-- Begin --

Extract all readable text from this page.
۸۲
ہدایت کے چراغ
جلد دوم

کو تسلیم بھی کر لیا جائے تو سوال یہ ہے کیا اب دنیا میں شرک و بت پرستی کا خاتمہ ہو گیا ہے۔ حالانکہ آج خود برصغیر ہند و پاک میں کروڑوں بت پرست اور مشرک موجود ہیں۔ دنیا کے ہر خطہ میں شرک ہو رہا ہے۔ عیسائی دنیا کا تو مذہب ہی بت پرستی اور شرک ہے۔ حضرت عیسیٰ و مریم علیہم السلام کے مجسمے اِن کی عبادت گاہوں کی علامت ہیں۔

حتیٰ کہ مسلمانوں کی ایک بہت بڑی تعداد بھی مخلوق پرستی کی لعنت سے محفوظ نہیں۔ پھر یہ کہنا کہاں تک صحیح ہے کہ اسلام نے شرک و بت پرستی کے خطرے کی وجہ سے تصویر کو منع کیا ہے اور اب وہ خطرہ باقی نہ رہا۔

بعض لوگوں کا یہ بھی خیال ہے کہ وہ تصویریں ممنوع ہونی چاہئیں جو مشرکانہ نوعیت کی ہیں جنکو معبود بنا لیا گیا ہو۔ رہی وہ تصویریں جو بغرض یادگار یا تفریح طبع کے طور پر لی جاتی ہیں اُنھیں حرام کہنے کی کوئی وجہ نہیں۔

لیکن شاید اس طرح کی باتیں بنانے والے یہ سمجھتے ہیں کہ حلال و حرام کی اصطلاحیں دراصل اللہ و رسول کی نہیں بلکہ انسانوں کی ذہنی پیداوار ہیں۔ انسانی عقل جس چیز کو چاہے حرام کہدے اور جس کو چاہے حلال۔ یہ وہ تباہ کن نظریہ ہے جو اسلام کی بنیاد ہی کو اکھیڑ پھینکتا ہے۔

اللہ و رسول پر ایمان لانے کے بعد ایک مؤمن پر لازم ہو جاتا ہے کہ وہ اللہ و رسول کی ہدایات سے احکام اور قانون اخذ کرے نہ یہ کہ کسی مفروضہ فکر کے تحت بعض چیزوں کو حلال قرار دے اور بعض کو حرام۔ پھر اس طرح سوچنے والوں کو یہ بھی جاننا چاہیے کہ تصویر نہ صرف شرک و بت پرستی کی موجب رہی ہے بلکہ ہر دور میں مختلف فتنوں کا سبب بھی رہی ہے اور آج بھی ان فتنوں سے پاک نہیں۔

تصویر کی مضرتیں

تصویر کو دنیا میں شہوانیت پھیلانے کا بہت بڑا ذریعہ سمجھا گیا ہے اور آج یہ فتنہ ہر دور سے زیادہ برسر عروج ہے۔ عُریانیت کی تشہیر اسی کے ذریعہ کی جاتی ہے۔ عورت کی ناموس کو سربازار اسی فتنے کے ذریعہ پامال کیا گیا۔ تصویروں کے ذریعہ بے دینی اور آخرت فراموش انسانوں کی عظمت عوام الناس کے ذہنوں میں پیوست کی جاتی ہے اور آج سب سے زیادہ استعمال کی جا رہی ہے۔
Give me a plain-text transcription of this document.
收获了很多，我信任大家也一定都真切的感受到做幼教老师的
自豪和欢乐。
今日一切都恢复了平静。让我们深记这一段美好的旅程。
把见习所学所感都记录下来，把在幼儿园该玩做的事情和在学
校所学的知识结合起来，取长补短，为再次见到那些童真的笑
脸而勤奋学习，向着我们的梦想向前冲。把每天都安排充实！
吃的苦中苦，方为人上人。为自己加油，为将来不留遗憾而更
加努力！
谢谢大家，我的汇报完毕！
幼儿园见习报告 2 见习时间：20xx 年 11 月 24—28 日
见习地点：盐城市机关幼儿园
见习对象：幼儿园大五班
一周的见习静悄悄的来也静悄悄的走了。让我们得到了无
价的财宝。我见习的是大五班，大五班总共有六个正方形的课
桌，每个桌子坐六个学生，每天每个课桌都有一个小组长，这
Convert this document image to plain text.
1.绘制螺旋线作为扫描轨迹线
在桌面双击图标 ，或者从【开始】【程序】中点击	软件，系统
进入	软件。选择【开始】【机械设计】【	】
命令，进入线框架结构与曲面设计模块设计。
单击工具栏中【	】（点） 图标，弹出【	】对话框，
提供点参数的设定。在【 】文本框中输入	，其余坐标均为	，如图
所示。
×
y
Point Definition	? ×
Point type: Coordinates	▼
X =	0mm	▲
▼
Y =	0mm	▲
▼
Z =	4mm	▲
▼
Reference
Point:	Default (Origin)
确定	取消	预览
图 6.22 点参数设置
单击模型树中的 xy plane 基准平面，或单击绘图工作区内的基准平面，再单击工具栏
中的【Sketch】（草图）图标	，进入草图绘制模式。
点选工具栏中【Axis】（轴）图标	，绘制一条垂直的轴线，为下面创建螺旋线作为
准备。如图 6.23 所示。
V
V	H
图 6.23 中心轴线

-- End --

- [Task directions]:
Write out the records shown above, exactly as they appear.

- [Response]:
Extract all readable text from this page.
۸۲
ہدایت کے چراغ
جلد دوم

کو تسلیم بھی کر لیا جائے تو سوال یہ ہے کیا اب دنیا میں شرک و بت پرستی کا خاتمہ ہو گیا ہے۔ حالانکہ آج خود برصغیر ہند و پاک میں کروڑوں بت پرست اور مشرک موجود ہیں۔ دنیا کے ہر خطہ میں شرک ہو رہا ہے۔ عیسائی دنیا کا تو مذہب ہی بت پرستی اور شرک ہے۔ حضرت عیسیٰ و مریم علیہم السلام کے مجسمے اِن کی عبادت گاہوں کی علامت ہیں۔

حتیٰ کہ مسلمانوں کی ایک بہت بڑی تعداد بھی مخلوق پرستی کی لعنت سے محفوظ نہیں۔ پھر یہ کہنا کہاں تک صحیح ہے کہ اسلام نے شرک و بت پرستی کے خطرے کی وجہ سے تصویر کو منع کیا ہے اور اب وہ خطرہ باقی نہ رہا۔

بعض لوگوں کا یہ بھی خیال ہے کہ وہ تصویریں ممنوع ہونی چاہئیں جو مشرکانہ نوعیت کی ہیں جنکو معبود بنا لیا گیا ہو۔ رہی وہ تصویریں جو بغرض یادگار یا تفریح طبع کے طور پر لی جاتی ہیں اُنھیں حرام کہنے کی کوئی وجہ نہیں۔

لیکن شاید اس طرح کی باتیں بنانے والے یہ سمجھتے ہیں کہ حلال و حرام کی اصطلاحیں دراصل اللہ و رسول کی نہیں بلکہ انسانوں کی ذہنی پیداوار ہیں۔ انسانی عقل جس چیز کو چاہے حرام کہدے اور جس کو چاہے حلال۔ یہ وہ تباہ کن نظریہ ہے جو اسلام کی بنیاد ہی کو اکھیڑ پھینکتا ہے۔

اللہ و رسول پر ایمان لانے کے بعد ایک مؤمن پر لازم ہو جاتا ہے کہ وہ اللہ و رسول کی ہدایات سے احکام اور قانون اخذ کرے نہ یہ کہ کسی مفروضہ فکر کے تحت بعض چیزوں کو حلال قرار دے اور بعض کو حرام۔ پھر اس طرح سوچنے والوں کو یہ بھی جاننا چاہیے کہ تصویر نہ صرف شرک و بت پرستی کی موجب رہی ہے بلکہ ہر دور میں مختلف فتنوں کا سبب بھی رہی ہے اور آج بھی ان فتنوں سے پاک نہیں۔

تصویر کی مضرتیں

تصویر کو دنیا میں شہوانیت پھیلانے کا بہت بڑا ذریعہ سمجھا گیا ہے اور آج یہ فتنہ ہر دور سے زیادہ برسر عروج ہے۔ عُریانیت کی تشہیر اسی کے ذریعہ کی جاتی ہے۔ عورت کی ناموس کو سربازار اسی فتنے کے ذریعہ پامال کیا گیا۔ تصویروں کے ذریعہ بے دینی اور آخرت فراموش انسانوں کی عظمت عوام الناس کے ذہنوں میں پیوست کی جاتی ہے اور آج سب سے زیادہ استعمال کی جا رہی ہے۔
Give me a plain-text transcription of this document.
收获了很多，我信任大家也一定都真切的感受到做幼教老师的
自豪和欢乐。
今日一切都恢复了平静。让我们深记这一段美好的旅程。
把见习所学所感都记录下来，把在幼儿园该玩做的事情和在学
校所学的知识结合起来，取长补短，为再次见到那些童真的笑
脸而勤奋学习，向着我们的梦想向前冲。把每天都安排充实！
吃的苦中苦，方为人上人。为自己加油，为将来不留遗憾而更
加努力！
谢谢大家，我的汇报完毕！
幼儿园见习报告 2 见习时间：20xx 年 11 月 24—28 日
见习地点：盐城市机关幼儿园
见习对象：幼儿园大五班
一周的见习静悄悄的来也静悄悄的走了。让我们得到了无
价的财宝。我见习的是大五班，大五班总共有六个正方形的课
桌，每个桌子坐六个学生，每天每个课桌都有一个小组长，这
Convert this document image to plain text.
1.绘制螺旋线作为扫描轨迹线
在桌面双击图标 ，或者从【开始】【程序】中点击	软件，系统
进入	软件。选择【开始】【机械设计】【	】
命令，进入线框架结构与曲面设计模块设计。
单击工具栏中【	】（点） 图标，弹出【	】对话框，
提供点参数的设定。在【 】文本框中输入	，其余坐标均为	，如图
所示。
×
y
Point Definition	? ×
Point type: Coordinates	▼
X =	0mm	▲
▼
Y =	0mm	▲
▼
Z =	4mm	▲
▼
Reference
Point:	Default (Origin)
确定	取消	预览
图 6.22 点参数设置
单击模型树中的 xy plane 基准平面，或单击绘图工作区内的基准平面，再单击工具栏
中的【Sketch】（草图）图标	，进入草图绘制模式。
点选工具栏中【Axis】（轴）图标	，绘制一条垂直的轴线，为下面创建螺旋线作为
准备。如图 6.23 所示。
V
V	H
图 6.23 中心轴线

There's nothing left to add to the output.